→ TASK TO CARRY OUT:
Reproduce, character for character, the lines of data below, starting with the line that contains "531, 222, 576]" and going on through the line that contains "380, 113, 401]", with both of those lines included.

** Start **

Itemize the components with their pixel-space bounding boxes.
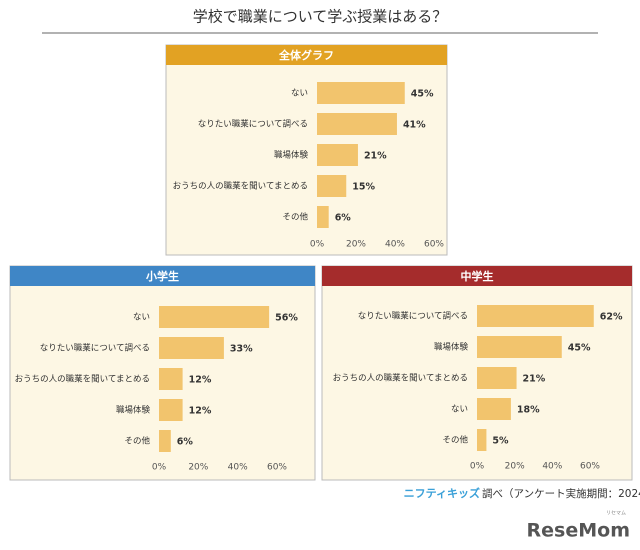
bar (317, 175, 347, 197)
bar (159, 430, 171, 452)
category-label: おうちの人の職業を聞いてまとめる (333, 373, 468, 384)
panel-header (10, 266, 315, 286)
x-tick-label: 40% (228, 463, 248, 473)
panel-title: 全体グラフ (278, 48, 334, 62)
value-label: 6% (335, 213, 352, 224)
panel (165, 44, 448, 256)
logo: ReseMom (527, 520, 630, 542)
bar (317, 206, 329, 228)
category-label: 職場体験 (116, 405, 151, 416)
x-tick-label: 0% (470, 462, 485, 472)
x-tick-label: 40% (542, 462, 562, 472)
category-label: ない (133, 313, 150, 323)
footer-text: 調べ（アンケート実施期間：2024/1/9 ～ 2024/2/5） (482, 487, 640, 500)
category-label: その他 (442, 435, 468, 446)
category-label: ない (291, 89, 308, 99)
category-label: なりたい職業について調べる (40, 343, 150, 354)
page-title: 学校で職業について学ぶ授業はある？ (193, 8, 448, 26)
category-label: 職場体験 (274, 150, 309, 161)
bar (477, 336, 562, 358)
bar (317, 113, 397, 135)
bar (477, 367, 517, 389)
panel-title: 中学生 (461, 269, 494, 283)
bar (159, 337, 224, 359)
bar (159, 399, 183, 421)
category-label: おうちの人の職業を聞いてまとめる (173, 181, 308, 192)
x-tick-label: 20% (188, 463, 208, 473)
value-label: 6% (177, 437, 194, 448)
bar (477, 398, 511, 420)
category-label: ない (451, 405, 468, 415)
value-label: 15% (352, 182, 375, 193)
logo-ruby: リセマム (606, 511, 626, 517)
bar (477, 429, 487, 451)
value-label: 12% (189, 375, 212, 386)
bar (159, 368, 183, 390)
footer-source: ニフティキッズ (404, 486, 480, 500)
x-tick-label: 20% (505, 462, 525, 472)
value-label: 56% (275, 313, 298, 324)
bar (317, 82, 405, 104)
value-label: 62% (600, 312, 623, 323)
panel-title: 小学生 (145, 269, 179, 283)
value-label: 5% (492, 436, 509, 447)
value-label: 45% (568, 343, 591, 354)
panel-header (322, 266, 632, 286)
x-tick-label: 20% (346, 240, 366, 250)
category-label: その他 (282, 212, 308, 223)
value-label: 41% (403, 120, 426, 131)
x-tick-label: 60% (267, 463, 287, 473)
value-label: 12% (189, 406, 212, 417)
x-tick-label: 40% (385, 240, 405, 250)
value-label: 45% (411, 89, 434, 100)
bar (477, 305, 594, 327)
category-label: その他 (124, 436, 150, 447)
x-tick-label: 60% (424, 240, 444, 250)
category-label: なりたい職業について調べる (198, 119, 308, 130)
x-tick-label: 60% (580, 462, 600, 472)
bar (317, 144, 358, 166)
category-label: 職場体験 (434, 342, 469, 353)
bar (159, 306, 270, 328)
value-label: 21% (364, 151, 387, 162)
value-label: 33% (230, 344, 253, 355)
x-tick-label: 0% (152, 463, 167, 473)
category-label: おうちの人の職業を聞いてまとめる (15, 374, 150, 385)
panel-header (166, 45, 447, 65)
category-label: なりたい職業について調べる (358, 311, 468, 322)
value-label: 18% (517, 405, 540, 416)
x-tick-label: 0% (310, 240, 325, 250)
value-label: 21% (523, 374, 546, 385)
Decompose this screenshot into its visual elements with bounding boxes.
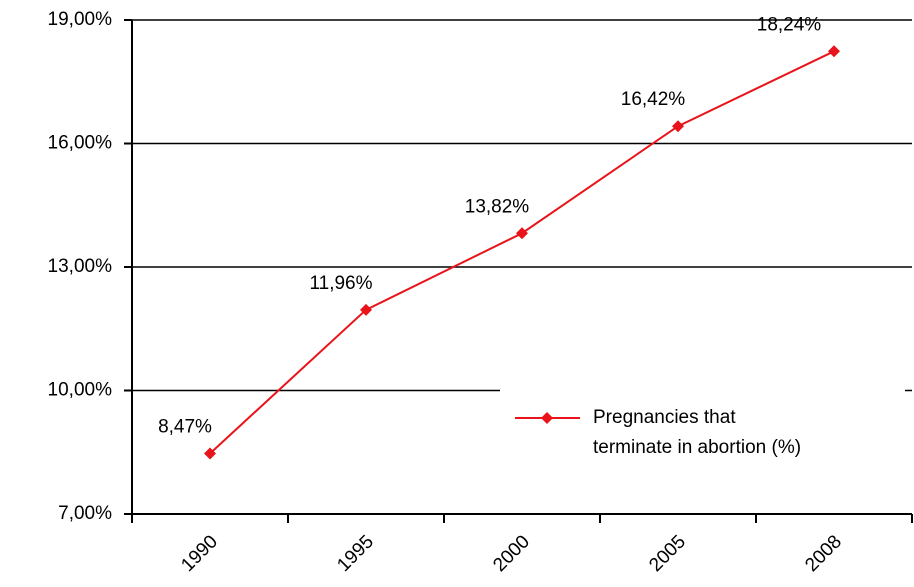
x-tick-label: 1990	[177, 531, 222, 576]
y-tick-label: 7,00%	[58, 503, 112, 524]
point-marker	[360, 303, 372, 316]
legend-box	[500, 378, 905, 482]
point-marker	[204, 447, 216, 460]
point-marker	[516, 227, 528, 240]
data-label: 16,42%	[621, 89, 686, 110]
point-marker	[672, 120, 684, 133]
legend: Pregnancies that terminate in abortion (…	[500, 378, 905, 482]
data-label: 18,24%	[757, 14, 822, 35]
data-label: 11,96%	[309, 273, 372, 294]
y-tick-label: 13,00%	[48, 256, 113, 277]
y-tick-label: 10,00%	[48, 380, 113, 401]
point-marker	[828, 45, 840, 58]
data-label: 13,82%	[465, 196, 530, 217]
x-tick-label: 2005	[645, 531, 690, 576]
data-label: 8,47%	[158, 417, 212, 438]
x-tick-label: 2000	[489, 531, 534, 576]
x-tick-label: 2008	[801, 531, 846, 576]
y-tick-label: 16,00%	[48, 133, 113, 154]
x-tick-label: 1995	[333, 531, 378, 576]
legend-marker	[541, 412, 553, 424]
y-tick-label: 19,00%	[48, 9, 113, 30]
legend-label-box: Pregnancies that terminate in abortion (…	[593, 407, 802, 458]
legend-label: Pregnancies that terminate in abortion (…	[593, 407, 802, 458]
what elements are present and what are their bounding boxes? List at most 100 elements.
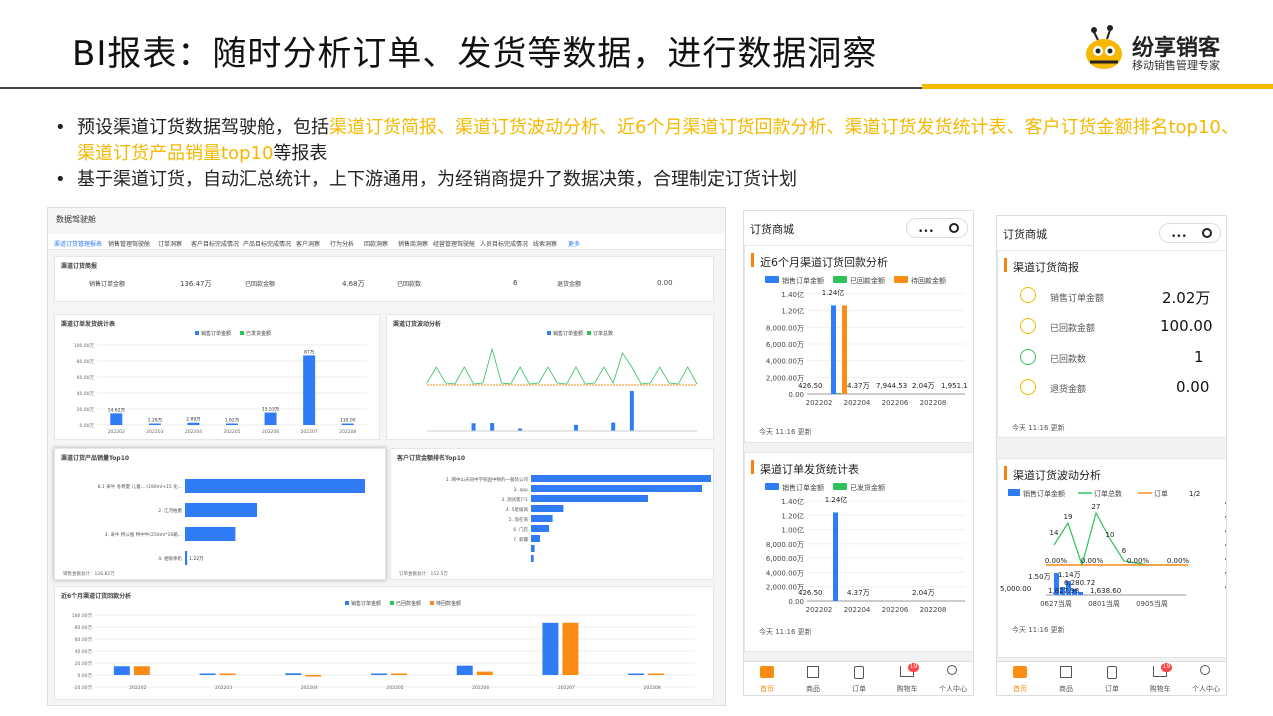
bar [371,673,387,675]
bar [476,671,493,675]
grid-icon[interactable] [807,666,819,678]
nav-home[interactable]: 首页 [1013,685,1027,693]
tab-6[interactable]: 行为分析 [330,241,355,248]
bar-label: 1.14万 [1058,571,1081,579]
tab-2[interactable]: 订单洞察 [158,241,183,248]
legend-label: 订单 [1154,489,1168,498]
bar [113,666,130,675]
tab-0[interactable]: 渠道订货管理报表 [54,241,103,248]
bar [562,622,579,675]
point-label: 10 [1106,531,1115,539]
legend-order: 销售订单金额 [201,330,231,337]
phone2-app-title[interactable]: 订货商城 [1003,228,1047,241]
x-tick: 202202 [129,685,146,691]
brief-label-0: 销售订单金额 [89,281,126,288]
bar-label: 2.89万 [186,417,201,423]
y-label: 4. 相限奉奶 [158,555,182,562]
y-tick: 5,000.00 [1000,585,1031,593]
target-icon[interactable] [1202,228,1212,238]
more-dots-icon[interactable]: ••• [918,227,934,237]
nav-profile[interactable]: 个人中心 [939,685,967,693]
grid-icon[interactable] [1060,666,1072,678]
tab-1[interactable]: 销售管理驾驶舱 [108,241,151,248]
bar [531,475,711,482]
bar-label: 6,280.72 [1064,579,1095,587]
nav-home[interactable]: 首页 [760,685,774,693]
tab-more[interactable]: 更多 [568,241,581,248]
wave-title: 渠道订货波动分析 [393,321,442,328]
green-line [426,347,698,385]
legend-order-swatch [547,331,551,335]
bar [531,525,549,532]
dashboard-tabbar [48,234,725,250]
desktop-dashboard: 数据驾驶舱 渠道订货管理报表 销售管理驾驶舱 订单洞察 客户目标完成情况 产品目… [47,207,726,706]
x-tick: 0627当周 [1040,599,1072,608]
tab-5[interactable]: 客户洞察 [296,241,321,248]
brief-label-2: 已回款数 [397,281,422,288]
more-dots-icon[interactable]: ••• [1171,232,1187,242]
bar-label: 87万 [304,349,315,355]
tab-9[interactable]: 经营管理驾驶舱 [433,241,476,248]
ship-title: 渠道订单发货统计表 [61,321,116,328]
end: 7 [1224,499,1227,518]
user-icon[interactable] [947,665,957,675]
end: 7 [1224,555,1227,574]
x-tick: 202208 [644,685,661,691]
y-tick: 1.40亿 [781,497,804,506]
bar-label: 110.00 [340,418,356,424]
nav-profile[interactable]: 个人中心 [1192,685,1220,693]
order-icon[interactable] [1107,666,1117,679]
bar [1054,573,1059,595]
target-icon[interactable] [949,223,959,233]
tab-10[interactable]: 人员目标完成情况 [480,241,529,248]
bar [1078,592,1083,595]
tab-7[interactable]: 回款洞察 [364,241,389,248]
tab-11[interactable]: 线索洞察 [533,241,558,248]
phone2-bottom-nav: 首页 商品 订单 19 购物车 个人中心 [997,661,1226,695]
header-divider [0,87,1273,89]
tab-4[interactable]: 产品目标完成情况 [243,241,292,248]
bar-label: 426.50 [798,589,823,597]
phone1-bottom-nav: 首页 商品 订单 19 购物车 个人中心 [744,661,973,695]
legend-swatch [1008,489,1020,496]
phone1-card-1: 近6个月渠道订货回款分析 销售订单金额 已回款金额 待回款金额 1.40亿 1.20亿 8… [744,245,973,443]
x-tick: 202206 [472,685,489,691]
brief-label-3: 退货金额 [557,281,582,288]
order-icon[interactable] [854,666,864,679]
p2c1-title: 渠道订货简报 [1013,261,1079,274]
logo-name: 纷享销客 [1132,36,1221,61]
tab-3[interactable]: 客户目标完成情况 [191,241,240,248]
bar [842,305,847,394]
phone1-app-title[interactable]: 订货商城 [750,223,794,236]
point-label: 0.00% [1081,557,1104,565]
home-icon[interactable] [760,666,774,678]
home-icon[interactable] [1013,666,1027,678]
bar [226,423,238,425]
money-bag-icon [1020,318,1036,334]
nav-goods[interactable]: 商品 [806,685,820,693]
bar [531,555,534,562]
legend-swatch [833,483,847,490]
bar-label: 4.37万 [847,382,870,390]
nav-goods[interactable]: 商品 [1059,685,1073,693]
nav-order[interactable]: 订单 [1105,685,1119,693]
nav-order[interactable]: 订单 [852,685,866,693]
p2-brief-label-0: 销售订单金额 [1050,294,1105,304]
y-tick: 100.00万 [72,613,93,619]
brief-label-1: 已回款金额 [245,281,276,288]
nav-cart[interactable]: 购物车 [896,685,918,693]
legend-label: 销售订单金额 [1023,489,1065,498]
user-icon[interactable] [1200,665,1210,675]
nav-cart[interactable]: 购物车 [1149,685,1171,693]
bar [148,423,161,425]
header-accent-bar [922,84,1273,89]
bar [219,673,236,675]
bar [648,673,665,675]
bullet-text-end: 等报表 [273,143,328,164]
bar-label: 2.04万 [912,382,935,390]
tab-8[interactable]: 销售商洞察 [398,241,429,248]
bar-label: 1.24亿 [822,288,845,297]
bar [531,535,540,542]
bar [341,423,354,425]
bar [187,422,200,425]
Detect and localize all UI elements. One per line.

** End **

→ SOLUTION TO THE EXERCISE:
x-tick-label: 1990	[177, 531, 222, 576]
y-tick-label: 7,00%	[58, 503, 112, 524]
point-marker	[360, 303, 372, 316]
legend-box	[500, 378, 905, 482]
point-marker	[204, 447, 216, 460]
point-marker	[516, 227, 528, 240]
data-label: 16,42%	[621, 89, 686, 110]
point-marker	[672, 120, 684, 133]
legend: Pregnancies that terminate in abortion (…	[500, 378, 905, 482]
data-label: 18,24%	[757, 14, 822, 35]
data-label: 11,96%	[309, 273, 372, 294]
y-tick-label: 13,00%	[48, 256, 113, 277]
y-tick-label: 10,00%	[48, 380, 113, 401]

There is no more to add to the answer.